Begin Records shown
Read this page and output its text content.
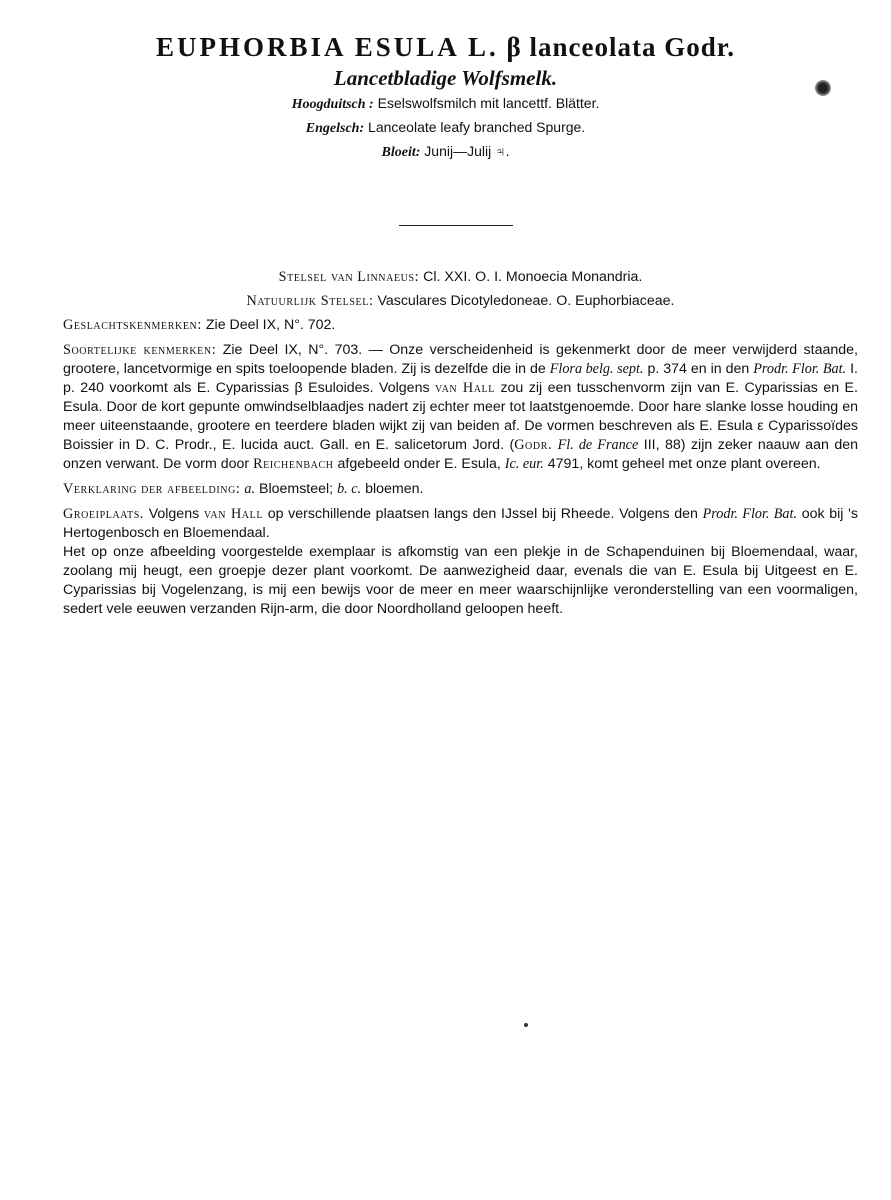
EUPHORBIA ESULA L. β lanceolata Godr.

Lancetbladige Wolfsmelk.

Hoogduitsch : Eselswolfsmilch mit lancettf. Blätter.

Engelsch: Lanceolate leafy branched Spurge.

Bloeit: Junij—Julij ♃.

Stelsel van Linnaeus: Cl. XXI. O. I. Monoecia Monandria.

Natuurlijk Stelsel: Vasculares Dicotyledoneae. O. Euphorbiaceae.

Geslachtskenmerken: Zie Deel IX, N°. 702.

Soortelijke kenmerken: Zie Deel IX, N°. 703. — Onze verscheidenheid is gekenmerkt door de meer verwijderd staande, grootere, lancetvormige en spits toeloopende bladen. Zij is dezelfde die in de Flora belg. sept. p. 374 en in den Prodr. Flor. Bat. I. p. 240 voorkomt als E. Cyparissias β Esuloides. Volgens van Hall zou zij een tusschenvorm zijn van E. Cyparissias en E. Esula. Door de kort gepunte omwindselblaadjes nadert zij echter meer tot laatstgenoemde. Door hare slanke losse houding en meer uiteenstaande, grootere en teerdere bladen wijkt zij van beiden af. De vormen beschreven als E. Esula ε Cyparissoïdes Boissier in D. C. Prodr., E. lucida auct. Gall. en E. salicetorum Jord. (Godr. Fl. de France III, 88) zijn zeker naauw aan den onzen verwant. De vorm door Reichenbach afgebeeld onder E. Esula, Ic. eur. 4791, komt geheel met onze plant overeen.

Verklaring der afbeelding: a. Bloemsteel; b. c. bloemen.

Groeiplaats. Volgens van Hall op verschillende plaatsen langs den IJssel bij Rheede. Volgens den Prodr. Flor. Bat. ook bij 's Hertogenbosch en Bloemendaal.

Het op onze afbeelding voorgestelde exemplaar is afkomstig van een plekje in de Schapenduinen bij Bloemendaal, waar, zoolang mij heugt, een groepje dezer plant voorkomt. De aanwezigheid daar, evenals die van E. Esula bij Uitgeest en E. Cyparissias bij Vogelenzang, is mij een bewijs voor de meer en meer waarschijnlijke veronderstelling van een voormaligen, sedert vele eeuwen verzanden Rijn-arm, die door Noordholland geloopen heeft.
End Records shown
Begin Records shown
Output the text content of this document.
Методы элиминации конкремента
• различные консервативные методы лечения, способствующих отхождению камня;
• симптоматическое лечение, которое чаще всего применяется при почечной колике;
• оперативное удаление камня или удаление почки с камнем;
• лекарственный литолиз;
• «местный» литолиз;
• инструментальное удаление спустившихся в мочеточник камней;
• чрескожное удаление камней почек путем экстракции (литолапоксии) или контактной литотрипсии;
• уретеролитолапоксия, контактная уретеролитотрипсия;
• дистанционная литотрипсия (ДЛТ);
End Records shown
Begin Records shown
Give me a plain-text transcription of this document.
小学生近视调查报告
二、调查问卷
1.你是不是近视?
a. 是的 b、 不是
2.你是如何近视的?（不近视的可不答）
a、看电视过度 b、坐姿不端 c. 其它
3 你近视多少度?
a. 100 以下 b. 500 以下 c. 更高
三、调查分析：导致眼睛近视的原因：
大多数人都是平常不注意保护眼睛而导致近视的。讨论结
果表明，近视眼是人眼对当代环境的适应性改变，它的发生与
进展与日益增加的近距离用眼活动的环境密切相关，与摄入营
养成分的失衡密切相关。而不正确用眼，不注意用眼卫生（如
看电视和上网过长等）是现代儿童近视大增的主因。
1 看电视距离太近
End Records shown
[Exercise prompt]
Tally the lines of the preceding listing in which the word "meer" appears; state nothing but the total.

[Answer]
2